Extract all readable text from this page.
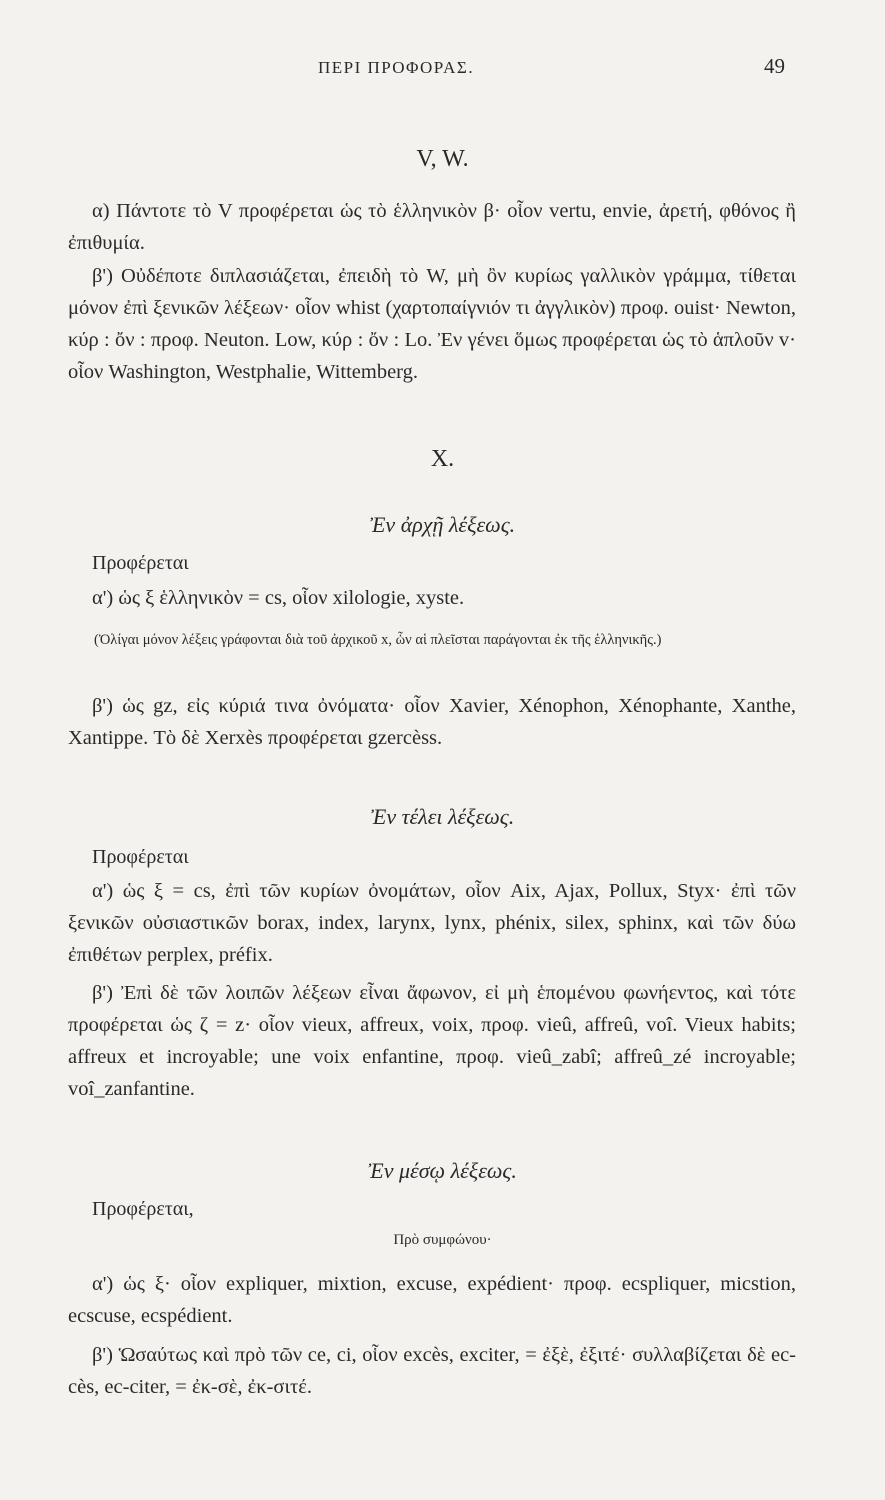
ΠΕΡΙ ΠΡΟΦΟΡΑΣ.	49
V, W.

α) Πάντοτε τὸ V προφέρεται ὡς τὸ ἑλληνικὸν β· οἷον vertu, envie, ἀρετή, φθόνος ἢ ἐπιθυμία.

β') Οὐδέποτε διπλασιάζεται, ἐπειδὴ τὸ W, μὴ ὂν κυρίως γαλλικὸν γράμμα, τίθεται μόνον ἐπὶ ξενικῶν λέξεων· οἷον whist (χαρτοπαίγνιόν τι ἀγγλικὸν) προφ. ouist· Newton, κύρ : ὄν : προφ. Neuton. Low, κύρ : ὄν : Lo. Ἐν γένει ὅμως προφέρεται ὡς τὸ ἁπλοῦν v· οἷον Washington, Westphalie, Wittemberg.

X.
Ἐν ἀρχῇ λέξεως.
Προφέρεται

α') ὡς ξ ἑλληνικὸν = cs, οἷον xilologie, xyste.

(Ὀλίγαι μόνον λέξεις γράφονται διὰ τοῦ ἀρχικοῦ x, ὧν αἱ πλεῖσται παράγονται ἐκ τῆς ἑλληνικῆς.)

β') ὡς gz, εἰς κύριά τινα ὀνόματα· οἷον Xavier, Xénophon, Xénophante, Xanthe, Xantippe. Τὸ δὲ Xerxès προφέρεται gzercèss.

Ἐν τέλει λέξεως.
Προφέρεται

α') ὡς ξ = cs, ἐπὶ τῶν κυρίων ὀνομάτων, οἷον Aix, Ajax, Pollux, Styx· ἐπὶ τῶν ξενικῶν οὐσιαστικῶν borax, index, larynx, lynx, phénix, silex, sphinx, καὶ τῶν δύω ἐπιθέτων perplex, préfix.

β') Ἐπὶ δὲ τῶν λοιπῶν λέξεων εἶναι ἄφωνον, εἰ μὴ ἑπομένου φωνήεντος, καὶ τότε προφέρεται ὡς ζ = z· οἷον vieux, affreux, voix, προφ. vieû, affreû, voî. Vieux habits; affreux et incroyable; une voix enfantine, προφ. vieû_zabî; affreû_zé incroyable; voî_zanfantine.

Ἐν μέσῳ λέξεως.
Προφέρεται,
Πρὸ συμφώνου·

α') ὡς ξ· οἷον expliquer, mixtion, excuse, expédient· προφ. ecspliquer, micstion, ecscuse, ecspédient.

β') Ὡσαύτως καὶ πρὸ τῶν ce, ci, οἷον excès, exciter, = ἐξὲ, ἐξιτέ· συλλαβίζεται δὲ ec-cès, ec-citer, = ἐκ-σὲ, ἐκ-σιτέ.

══════════

### YOUR OBJECTIVE
Give only the number of lines in the data that hold the string "λέξεως".

### PROBLEM SOLUTION
3